**Task set**
A) Can you set down the whole review of The Ballad of Buster Scruggs, word for word?
B) Will you output lines of the records as a JSON list of strings, one string per line and no blank lines? Begin at the first line of the records and stop after the line that contains "712, 1024, 726]".

Your enjoyment of Buster Scruggs will depend entirely on your love and knowledge of westerns.
The Ballad of Buster Scruggs
Directors: Joel and Ethan Coen
Release Date: November 16, 2018 (limited); Netflix TBA
The strongest two stories in Buster Scruggs are the title short and a gold prospector tale starring a shaggy Tom Waits.
First, let’s talk about Buster Scruggs, which could have been an incredibly fun, violent, surreal, slapstick musical feature film. Buster, played by a brilliantly folksy Tim Blake Nelson, is an outlaw singing cowboy. Though he wears all white and carries himself like a hapless goofball, he’s got a dark heart. The man’s nicknamed “The Misanthrope” for a reason, one of many sobriquets mentioned. He’s a crackshot with his six-gun, planting bullets square in the middle of foreheads before twirling his iron back into the holster. Nelson has always been such a reliable supporting player, and I wonder what he could have done had Buster Scruggs been a feature film. There is a tinge of psychotic in his swift and melodious elocutions.

**Listed records**
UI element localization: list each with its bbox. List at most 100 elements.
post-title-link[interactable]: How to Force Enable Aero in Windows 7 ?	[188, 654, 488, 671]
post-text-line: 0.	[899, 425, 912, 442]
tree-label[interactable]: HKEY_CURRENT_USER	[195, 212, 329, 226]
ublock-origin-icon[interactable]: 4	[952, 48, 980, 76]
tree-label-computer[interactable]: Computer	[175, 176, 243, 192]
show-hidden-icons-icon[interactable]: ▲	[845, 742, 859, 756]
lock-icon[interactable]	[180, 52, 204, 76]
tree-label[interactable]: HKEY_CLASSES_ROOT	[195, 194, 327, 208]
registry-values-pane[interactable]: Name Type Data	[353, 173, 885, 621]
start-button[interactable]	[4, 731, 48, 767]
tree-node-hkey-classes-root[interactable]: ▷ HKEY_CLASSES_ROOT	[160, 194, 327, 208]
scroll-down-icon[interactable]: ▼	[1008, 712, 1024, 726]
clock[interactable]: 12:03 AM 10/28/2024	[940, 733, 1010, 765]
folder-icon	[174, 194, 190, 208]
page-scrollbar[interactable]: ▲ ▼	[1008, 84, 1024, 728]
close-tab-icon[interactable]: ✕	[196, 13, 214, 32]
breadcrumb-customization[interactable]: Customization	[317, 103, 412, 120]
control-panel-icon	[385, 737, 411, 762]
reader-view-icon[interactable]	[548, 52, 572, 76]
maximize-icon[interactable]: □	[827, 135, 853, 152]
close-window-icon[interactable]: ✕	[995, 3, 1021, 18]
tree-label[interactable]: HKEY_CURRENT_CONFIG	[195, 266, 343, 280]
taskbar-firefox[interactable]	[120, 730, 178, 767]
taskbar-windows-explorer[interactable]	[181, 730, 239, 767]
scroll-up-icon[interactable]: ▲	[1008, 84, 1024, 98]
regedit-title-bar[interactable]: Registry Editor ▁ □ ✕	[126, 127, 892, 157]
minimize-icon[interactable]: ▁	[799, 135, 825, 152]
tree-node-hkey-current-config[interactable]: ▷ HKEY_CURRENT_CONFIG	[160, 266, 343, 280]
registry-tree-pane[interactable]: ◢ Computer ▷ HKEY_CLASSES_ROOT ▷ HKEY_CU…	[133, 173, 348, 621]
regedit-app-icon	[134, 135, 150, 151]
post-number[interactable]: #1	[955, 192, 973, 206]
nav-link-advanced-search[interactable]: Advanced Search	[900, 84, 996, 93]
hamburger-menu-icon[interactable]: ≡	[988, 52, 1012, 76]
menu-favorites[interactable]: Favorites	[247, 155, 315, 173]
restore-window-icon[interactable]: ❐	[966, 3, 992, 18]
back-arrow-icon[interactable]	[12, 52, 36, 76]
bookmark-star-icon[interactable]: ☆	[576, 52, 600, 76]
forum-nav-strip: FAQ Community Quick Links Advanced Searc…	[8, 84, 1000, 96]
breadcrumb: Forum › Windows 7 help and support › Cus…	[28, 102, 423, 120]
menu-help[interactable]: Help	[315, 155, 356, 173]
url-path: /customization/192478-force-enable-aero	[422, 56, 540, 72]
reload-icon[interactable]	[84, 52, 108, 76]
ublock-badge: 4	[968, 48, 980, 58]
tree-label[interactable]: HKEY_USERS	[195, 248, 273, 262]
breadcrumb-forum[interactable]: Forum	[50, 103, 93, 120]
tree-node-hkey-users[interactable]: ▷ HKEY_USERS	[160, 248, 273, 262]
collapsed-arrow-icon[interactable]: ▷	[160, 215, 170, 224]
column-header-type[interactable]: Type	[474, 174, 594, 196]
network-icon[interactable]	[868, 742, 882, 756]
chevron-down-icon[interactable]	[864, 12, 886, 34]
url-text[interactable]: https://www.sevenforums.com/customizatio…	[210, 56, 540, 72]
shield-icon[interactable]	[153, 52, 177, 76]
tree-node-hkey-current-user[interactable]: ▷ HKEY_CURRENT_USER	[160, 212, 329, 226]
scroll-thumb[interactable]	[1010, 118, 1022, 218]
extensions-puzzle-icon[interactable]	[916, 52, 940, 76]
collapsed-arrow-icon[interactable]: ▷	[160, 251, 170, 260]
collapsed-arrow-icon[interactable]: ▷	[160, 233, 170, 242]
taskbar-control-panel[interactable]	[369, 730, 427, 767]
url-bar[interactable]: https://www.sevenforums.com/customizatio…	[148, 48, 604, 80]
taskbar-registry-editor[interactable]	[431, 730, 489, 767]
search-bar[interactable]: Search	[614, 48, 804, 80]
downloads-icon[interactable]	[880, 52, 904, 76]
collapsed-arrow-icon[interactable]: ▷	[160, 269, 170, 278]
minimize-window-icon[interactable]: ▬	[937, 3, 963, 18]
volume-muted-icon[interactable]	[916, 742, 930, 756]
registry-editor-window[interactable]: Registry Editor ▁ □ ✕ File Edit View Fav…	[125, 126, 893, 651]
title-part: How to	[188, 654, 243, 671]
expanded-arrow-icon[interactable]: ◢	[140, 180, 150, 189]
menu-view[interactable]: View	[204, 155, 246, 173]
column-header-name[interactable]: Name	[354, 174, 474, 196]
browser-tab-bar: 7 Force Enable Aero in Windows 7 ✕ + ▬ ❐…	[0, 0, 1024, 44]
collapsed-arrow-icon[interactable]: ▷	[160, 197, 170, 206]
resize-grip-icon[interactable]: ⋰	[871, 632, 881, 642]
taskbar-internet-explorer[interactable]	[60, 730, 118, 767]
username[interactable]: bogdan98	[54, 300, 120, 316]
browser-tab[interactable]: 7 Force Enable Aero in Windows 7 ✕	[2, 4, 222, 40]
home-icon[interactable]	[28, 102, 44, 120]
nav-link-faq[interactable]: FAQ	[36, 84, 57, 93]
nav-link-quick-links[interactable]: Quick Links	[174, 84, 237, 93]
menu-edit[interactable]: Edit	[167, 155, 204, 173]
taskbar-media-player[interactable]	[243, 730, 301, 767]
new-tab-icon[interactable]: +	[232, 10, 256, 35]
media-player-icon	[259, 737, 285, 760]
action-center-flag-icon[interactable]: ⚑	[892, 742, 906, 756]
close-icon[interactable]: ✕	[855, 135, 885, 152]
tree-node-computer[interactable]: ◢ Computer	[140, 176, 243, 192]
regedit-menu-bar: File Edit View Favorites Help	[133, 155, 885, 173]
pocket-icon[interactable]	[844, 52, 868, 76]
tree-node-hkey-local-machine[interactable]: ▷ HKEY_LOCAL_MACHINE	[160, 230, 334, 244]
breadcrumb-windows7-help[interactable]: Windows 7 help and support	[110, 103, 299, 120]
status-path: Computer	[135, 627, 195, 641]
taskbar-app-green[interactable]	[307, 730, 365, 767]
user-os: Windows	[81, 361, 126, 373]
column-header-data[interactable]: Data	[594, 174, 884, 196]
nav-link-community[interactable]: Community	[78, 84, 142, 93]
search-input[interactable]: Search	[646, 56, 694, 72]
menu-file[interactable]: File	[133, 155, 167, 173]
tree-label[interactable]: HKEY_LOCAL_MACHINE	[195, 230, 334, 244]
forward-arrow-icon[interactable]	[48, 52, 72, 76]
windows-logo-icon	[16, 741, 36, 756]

**Per-task outputs**
A)
Your enjoyment of Buster Scruggs will depend entirely on your love and knowledge of westerns.
The Ballad of Buster Scruggs
Directors: Joel and Ethan Coen
Release Date: November 16, 2018 (limited); Netflix TBA
The strongest two stories in Buster Scruggs are the title short and a gold prospector tale starring a shaggy Tom Waits.
First, let’s talk about Buster Scruggs, which could have been an incredibly fun, violent, surreal, slapstick musical feature film. Buster, played by a brilliantly folksy Tim Blake Nelson, is an outlaw singing cowboy. Though he wears all white and carries himself like a hapless goofball, he’s got a dark heart. The man’s nicknamed “The Misanthrope” for a reason, one of many sobriquets mentioned. He’s a crackshot with his six-gun, planting bullets square in the middle of foreheads before twirling his iron back into the holster. Nelson has always been such a reliable supporting player, and I wonder what he could have done had Buster Scruggs been a feature film. There is a tinge of psychotic in his swift and melodious elocutions.

B)
[
  "UI element localization: list each with its bbox. List at most 100 elements.",
  "post-title-link[interactable]: How to Force Enable Aero in Windows 7 ?\t[188, 654, 488, 671]",
  "post-text-line: 0.\t[899, 425, 912, 442]",
  "tree-label[interactable]: HKEY_CURRENT_USER\t[195, 212, 329, 226]",
  "ublock-origin-icon[interactable]: 4\t[952, 48, 980, 76]",
  "tree-label-computer[interactable]: Computer\t[175, 176, 243, 192]",
  "show-hidden-icons-icon[interactable]: ▲\t[845, 742, 859, 756]",
  "lock-icon[interactable]\t[180, 52, 204, 76]",
  "tree-label[interactable]: HKEY_CLASSES_ROOT\t[195, 194, 327, 208]",
  "registry-values-pane[interactable]: Name Type Data\t[353, 173, 885, 621]",
  "start-button[interactable]\t[4, 731, 48, 767]",
  "tree-node-hkey-classes-root[interactable]: ▷ HKEY_CLASSES_ROOT\t[160, 194, 327, 208]",
  "scroll-down-icon[interactable]: ▼\t[1008, 712, 1024, 726]"
]